'''

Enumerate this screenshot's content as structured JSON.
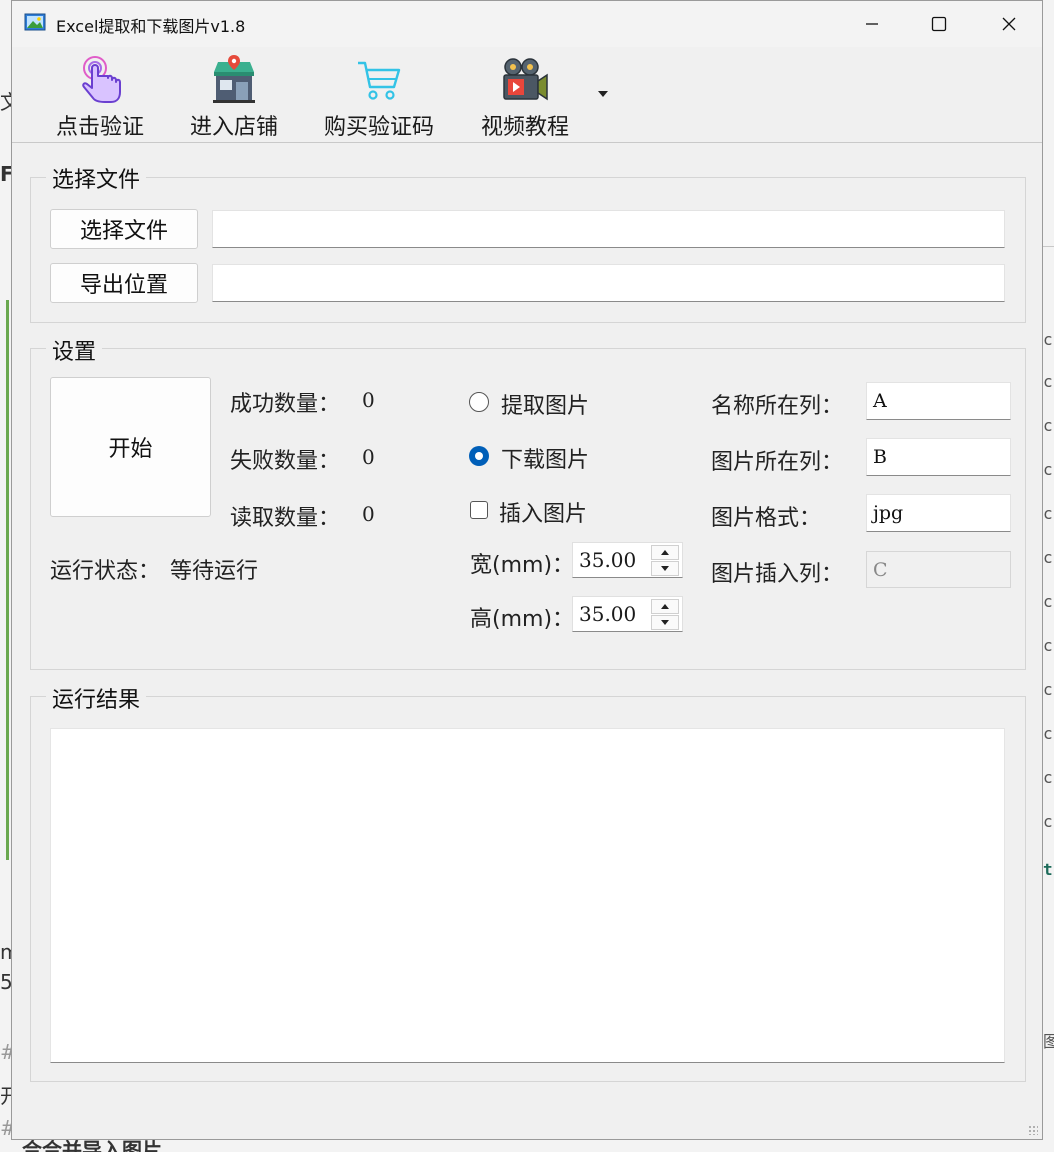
{
  "window": {
    "title": "Excel提取和下载图片v1.8",
    "controls": {
      "minimize": "—",
      "maximize": "☐",
      "close": "✕"
    }
  },
  "toolbar": {
    "items": [
      {
        "label": "点击验证",
        "icon": "pointer-hand-icon"
      },
      {
        "label": "进入店铺",
        "icon": "shop-icon"
      },
      {
        "label": "购买验证码",
        "icon": "shopping-cart-icon"
      },
      {
        "label": "视频教程",
        "icon": "video-camera-icon"
      }
    ],
    "more_icon": "dropdown-arrow-icon"
  },
  "file_group": {
    "title": "选择文件",
    "select_button": "选择文件",
    "select_path": "",
    "export_button": "导出位置",
    "export_path": ""
  },
  "settings": {
    "title": "设置",
    "start_button": "开始",
    "success_label": "成功数量：",
    "success_value": "0",
    "fail_label": "失败数量：",
    "fail_value": "0",
    "read_label": "读取数量：",
    "read_value": "0",
    "status_label": "运行状态：",
    "status_value": "等待运行",
    "mode_extract": "提取图片",
    "mode_download": "下载图片",
    "mode_selected": "下载图片",
    "insert_label": "插入图片",
    "insert_checked": false,
    "width_label": "宽(mm)：",
    "width_value": "35.00",
    "height_label": "高(mm)：",
    "height_value": "35.00",
    "name_col_label": "名称所在列：",
    "name_col_value": "A",
    "image_col_label": "图片所在列：",
    "image_col_value": "B",
    "format_label": "图片格式：",
    "format_value": "jpg",
    "insert_col_label": "图片插入列：",
    "insert_col_value": "C"
  },
  "results": {
    "title": "运行结果",
    "content": ""
  },
  "background": {
    "left_fragments": [
      "文",
      "F",
      "m",
      "5",
      "#",
      "开",
      "#"
    ],
    "right_fragments": [
      "c.",
      "c.",
      "c.",
      "c.",
      "c.",
      "c.",
      "c.",
      "c.",
      "c.",
      "c.",
      "c.",
      "c.",
      "t'",
      "图"
    ],
    "bottom_fragment": "合合并导入图片"
  },
  "colors": {
    "window_bg": "#f0f0f0",
    "accent": "#005fb8",
    "border": "#d5d5d5"
  }
}
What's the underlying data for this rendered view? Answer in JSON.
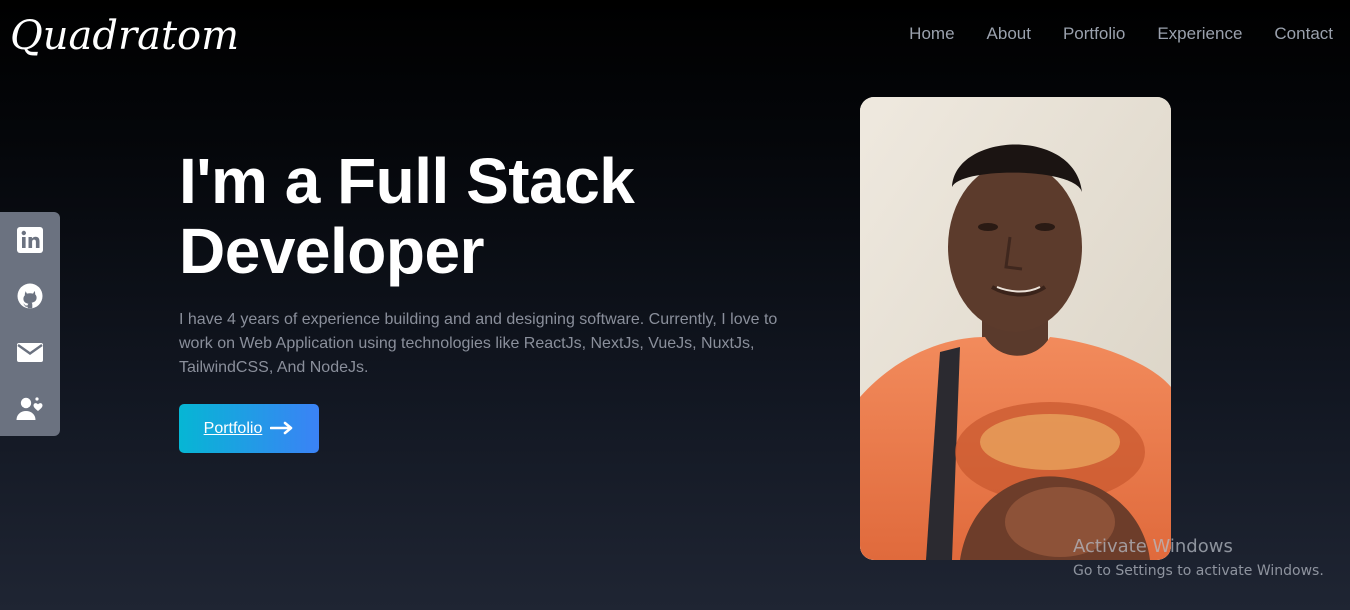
{
  "brand": {
    "logo_text": "Quadratom"
  },
  "nav": {
    "items": [
      {
        "label": "Home"
      },
      {
        "label": "About"
      },
      {
        "label": "Portfolio"
      },
      {
        "label": "Experience"
      },
      {
        "label": "Contact"
      }
    ]
  },
  "social": {
    "icons": [
      "linkedin-icon",
      "github-icon",
      "mail-icon",
      "users-heart-icon"
    ]
  },
  "hero": {
    "headline_line1": "I'm a Full Stack",
    "headline_line2": "Developer",
    "description": "I have 4 years of experience building and and designing software. Currently, I love to work on Web Application using technologies like ReactJs, NextJs, VueJs, NuxtJs, TailwindCSS, And NodeJs.",
    "cta_label": "Portfolio",
    "cta_icon": "arrow-right-icon"
  },
  "system": {
    "watermark_title": "Activate Windows",
    "watermark_subtitle": "Go to Settings to activate Windows."
  },
  "colors": {
    "accent_start": "#06b6d4",
    "accent_end": "#3b82f6",
    "social_bar": "#6b7280",
    "nav_text": "#9aa1ad"
  }
}
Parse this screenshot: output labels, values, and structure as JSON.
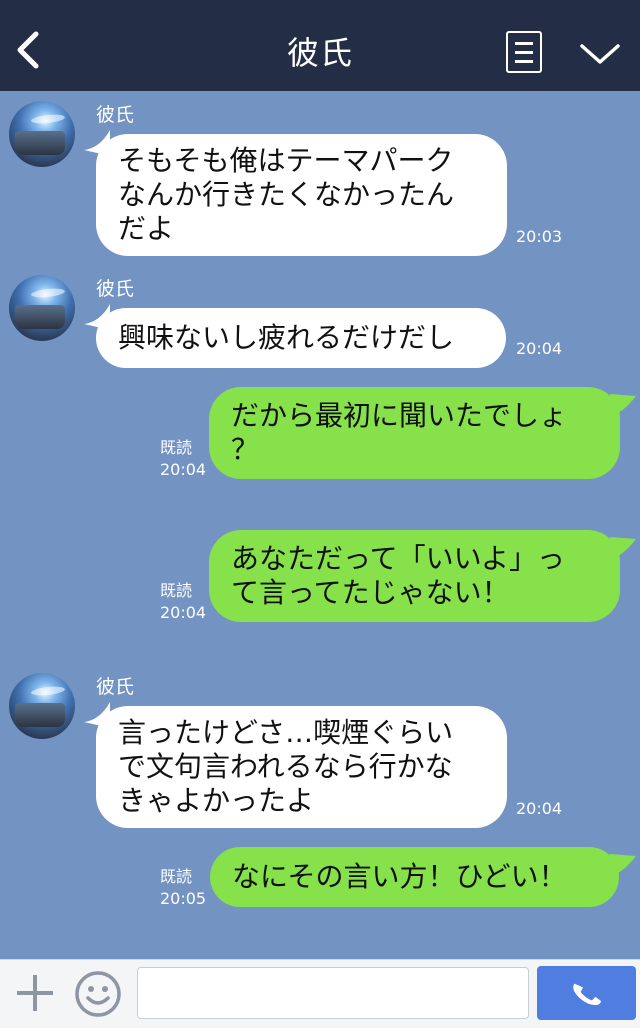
{
  "header": {
    "title": "彼氏",
    "back_icon": "chevron-left-icon",
    "menu_icon": "list-icon",
    "more_icon": "chevron-down-icon",
    "background": "#232d45"
  },
  "chat": {
    "background": "#7393c3",
    "messages": [
      {
        "dir": "in",
        "sender": "彼氏",
        "text": "そもそも俺はテーマパーク\nなんか行きたくなかったん\nだよ",
        "time": "20:03"
      },
      {
        "dir": "in",
        "sender": "彼氏",
        "text": "興味ないし疲れるだけだし",
        "time": "20:04"
      },
      {
        "dir": "out",
        "read": "既読",
        "text": "だから最初に聞いたでしょ\n？",
        "time": "20:04"
      },
      {
        "dir": "out",
        "read": "既読",
        "text": "あなただって「いいよ」っ\nて言ってたじゃない！",
        "time": "20:04"
      },
      {
        "dir": "in",
        "sender": "彼氏",
        "text": "言ったけどさ…喫煙ぐらい\nで文句言われるなら行かな\nきゃよかったよ",
        "time": "20:04"
      },
      {
        "dir": "out",
        "read": "既読",
        "text": "なにその言い方！ひどい！",
        "time": "20:05"
      }
    ]
  },
  "footer": {
    "add_icon": "plus-icon",
    "emoji_icon": "smiley-icon",
    "input_value": "",
    "input_placeholder": "",
    "call_icon": "phone-icon",
    "call_color": "#4f7ee0"
  }
}
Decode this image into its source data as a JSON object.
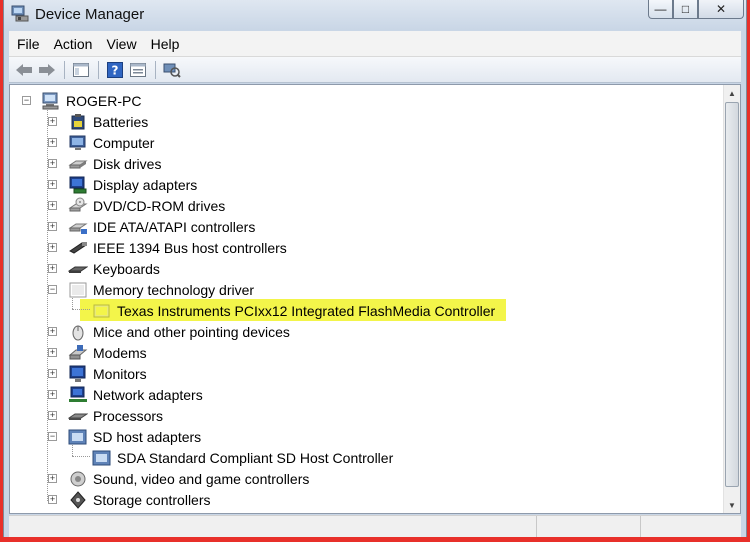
{
  "window": {
    "title": "Device Manager"
  },
  "caption_buttons": {
    "minimize": "—",
    "maximize": "□",
    "close": "✕"
  },
  "menu": [
    "File",
    "Action",
    "View",
    "Help"
  ],
  "toolbar_icons": [
    "back-arrow-icon",
    "forward-arrow-icon",
    "console-tree-icon",
    "help-icon",
    "properties-icon",
    "scan-hardware-icon"
  ],
  "tree": {
    "root": "ROGER-PC",
    "categories": [
      {
        "label": "Batteries",
        "expanded": false
      },
      {
        "label": "Computer",
        "expanded": false
      },
      {
        "label": "Disk drives",
        "expanded": false
      },
      {
        "label": "Display adapters",
        "expanded": false
      },
      {
        "label": "DVD/CD-ROM drives",
        "expanded": false
      },
      {
        "label": "IDE ATA/ATAPI controllers",
        "expanded": false
      },
      {
        "label": "IEEE 1394 Bus host controllers",
        "expanded": false
      },
      {
        "label": "Keyboards",
        "expanded": false
      },
      {
        "label": "Memory technology driver",
        "expanded": true,
        "children": [
          "Texas Instruments PCIxx12 Integrated FlashMedia Controller"
        ]
      },
      {
        "label": "Mice and other pointing devices",
        "expanded": false
      },
      {
        "label": "Modems",
        "expanded": false
      },
      {
        "label": "Monitors",
        "expanded": false
      },
      {
        "label": "Network adapters",
        "expanded": false
      },
      {
        "label": "Processors",
        "expanded": false
      },
      {
        "label": "SD host adapters",
        "expanded": true,
        "children": [
          "SDA Standard Compliant SD Host Controller"
        ]
      },
      {
        "label": "Sound, video and game controllers",
        "expanded": false
      },
      {
        "label": "Storage controllers",
        "expanded": false
      }
    ]
  },
  "colors": {
    "highlight": "#f3f54a",
    "frame": "#e8302a"
  }
}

'''

Of the lines in the records, how many contain the word "JSON"? Answer with the number and nothing else.

4